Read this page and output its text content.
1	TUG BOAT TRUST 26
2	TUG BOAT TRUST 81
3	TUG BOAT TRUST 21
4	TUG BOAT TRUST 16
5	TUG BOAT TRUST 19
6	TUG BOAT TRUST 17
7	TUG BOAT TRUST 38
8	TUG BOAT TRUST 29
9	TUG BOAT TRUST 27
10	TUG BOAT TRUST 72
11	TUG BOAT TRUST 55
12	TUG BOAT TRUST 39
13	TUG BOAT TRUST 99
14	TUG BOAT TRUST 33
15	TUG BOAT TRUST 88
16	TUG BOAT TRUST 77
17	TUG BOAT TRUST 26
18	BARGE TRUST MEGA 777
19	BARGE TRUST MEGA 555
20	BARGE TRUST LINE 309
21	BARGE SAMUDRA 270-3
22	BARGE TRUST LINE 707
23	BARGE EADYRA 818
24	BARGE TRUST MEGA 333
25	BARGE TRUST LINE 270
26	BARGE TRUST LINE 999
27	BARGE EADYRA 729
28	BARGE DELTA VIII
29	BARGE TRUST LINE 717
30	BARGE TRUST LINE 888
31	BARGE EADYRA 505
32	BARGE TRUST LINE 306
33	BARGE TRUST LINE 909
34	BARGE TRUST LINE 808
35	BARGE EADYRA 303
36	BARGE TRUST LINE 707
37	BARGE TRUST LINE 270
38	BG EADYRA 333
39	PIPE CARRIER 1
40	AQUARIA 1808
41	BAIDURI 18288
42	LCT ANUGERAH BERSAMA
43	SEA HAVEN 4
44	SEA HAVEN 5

AIM OF THE EXERCISE:
Give an exact repetition of all the material.

IN RESPONSE:
Read this page and output its text content.
1	TUG BOAT TRUST 26
2	TUG BOAT TRUST 81
3	TUG BOAT TRUST 21
4	TUG BOAT TRUST 16
5	TUG BOAT TRUST 19
6	TUG BOAT TRUST 17
7	TUG BOAT TRUST 38
8	TUG BOAT TRUST 29
9	TUG BOAT TRUST 27
10	TUG BOAT TRUST 72
11	TUG BOAT TRUST 55
12	TUG BOAT TRUST 39
13	TUG BOAT TRUST 99
14	TUG BOAT TRUST 33
15	TUG BOAT TRUST 88
16	TUG BOAT TRUST 77
17	TUG BOAT TRUST 26
18	BARGE TRUST MEGA 777
19	BARGE TRUST MEGA 555
20	BARGE TRUST LINE 309
21	BARGE SAMUDRA 270-3
22	BARGE TRUST LINE 707
23	BARGE EADYRA 818
24	BARGE TRUST MEGA 333
25	BARGE TRUST LINE 270
26	BARGE TRUST LINE 999
27	BARGE EADYRA 729
28	BARGE DELTA VIII
29	BARGE TRUST LINE 717
30	BARGE TRUST LINE 888
31	BARGE EADYRA 505
32	BARGE TRUST LINE 306
33	BARGE TRUST LINE 909
34	BARGE TRUST LINE 808
35	BARGE EADYRA 303
36	BARGE TRUST LINE 707
37	BARGE TRUST LINE 270
38	BG EADYRA 333
39	PIPE CARRIER 1
40	AQUARIA 1808
41	BAIDURI 18288
42	LCT ANUGERAH BERSAMA
43	SEA HAVEN 4
44	SEA HAVEN 5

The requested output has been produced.